• _Task_
Copy out the lines that have "Komplexität" in them.

========

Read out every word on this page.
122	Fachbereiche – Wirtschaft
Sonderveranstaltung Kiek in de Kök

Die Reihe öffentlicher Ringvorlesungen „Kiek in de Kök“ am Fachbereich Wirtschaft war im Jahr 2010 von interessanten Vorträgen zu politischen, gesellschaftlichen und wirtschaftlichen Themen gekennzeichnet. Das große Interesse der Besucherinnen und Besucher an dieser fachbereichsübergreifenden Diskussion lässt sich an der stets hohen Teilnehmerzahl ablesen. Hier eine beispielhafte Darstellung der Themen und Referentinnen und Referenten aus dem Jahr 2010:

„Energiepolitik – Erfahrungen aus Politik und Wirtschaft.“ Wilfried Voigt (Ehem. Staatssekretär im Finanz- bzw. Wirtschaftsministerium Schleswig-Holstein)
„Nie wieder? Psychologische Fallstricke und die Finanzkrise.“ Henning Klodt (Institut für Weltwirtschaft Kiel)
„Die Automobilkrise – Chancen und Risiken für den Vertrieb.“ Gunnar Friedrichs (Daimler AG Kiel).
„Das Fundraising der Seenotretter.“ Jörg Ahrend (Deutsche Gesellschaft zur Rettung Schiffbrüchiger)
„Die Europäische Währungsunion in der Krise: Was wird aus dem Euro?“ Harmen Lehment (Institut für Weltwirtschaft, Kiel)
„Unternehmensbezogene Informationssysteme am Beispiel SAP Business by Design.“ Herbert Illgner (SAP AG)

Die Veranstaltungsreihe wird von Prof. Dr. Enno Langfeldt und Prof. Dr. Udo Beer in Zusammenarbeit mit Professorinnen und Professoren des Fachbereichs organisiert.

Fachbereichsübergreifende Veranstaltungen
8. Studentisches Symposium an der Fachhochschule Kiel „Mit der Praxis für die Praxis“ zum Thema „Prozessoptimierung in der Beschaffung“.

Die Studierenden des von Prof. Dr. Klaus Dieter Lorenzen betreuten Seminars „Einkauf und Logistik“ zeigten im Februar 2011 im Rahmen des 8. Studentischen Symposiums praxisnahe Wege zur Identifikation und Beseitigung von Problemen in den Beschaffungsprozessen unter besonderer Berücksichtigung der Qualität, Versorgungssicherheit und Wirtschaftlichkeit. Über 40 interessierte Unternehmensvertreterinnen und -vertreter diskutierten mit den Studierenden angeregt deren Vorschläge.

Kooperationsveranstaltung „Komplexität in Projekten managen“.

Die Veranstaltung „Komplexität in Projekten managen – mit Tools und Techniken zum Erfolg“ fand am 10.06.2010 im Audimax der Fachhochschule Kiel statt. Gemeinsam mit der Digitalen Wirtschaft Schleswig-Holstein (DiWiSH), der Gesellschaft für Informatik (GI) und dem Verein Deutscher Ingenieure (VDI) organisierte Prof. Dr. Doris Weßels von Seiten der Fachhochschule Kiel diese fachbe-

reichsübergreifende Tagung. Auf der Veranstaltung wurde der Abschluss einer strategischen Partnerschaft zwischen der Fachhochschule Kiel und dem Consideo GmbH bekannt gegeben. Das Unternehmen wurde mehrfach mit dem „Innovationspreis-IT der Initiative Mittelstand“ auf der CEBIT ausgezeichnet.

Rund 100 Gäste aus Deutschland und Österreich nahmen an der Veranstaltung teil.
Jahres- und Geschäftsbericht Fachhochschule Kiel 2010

========

• _Result of this exercise_
Kooperationsveranstaltung „Komplexität in Projekten managen“.
Die Veranstaltung „Komplexität in Projekten managen – mit Tools und Techniken zum Erfolg“ fand am 10.06.2010 im Audimax der Fachhochschule Kiel statt. Gemeinsam mit der Digitalen Wirtschaft Schleswig-Holstein (DiWiSH), der Gesellschaft für Informatik (GI) und dem Verein Deutscher Ingenieure (VDI) organisierte Prof. Dr. Doris Weßels von Seiten der Fachhochschule Kiel diese fachbe-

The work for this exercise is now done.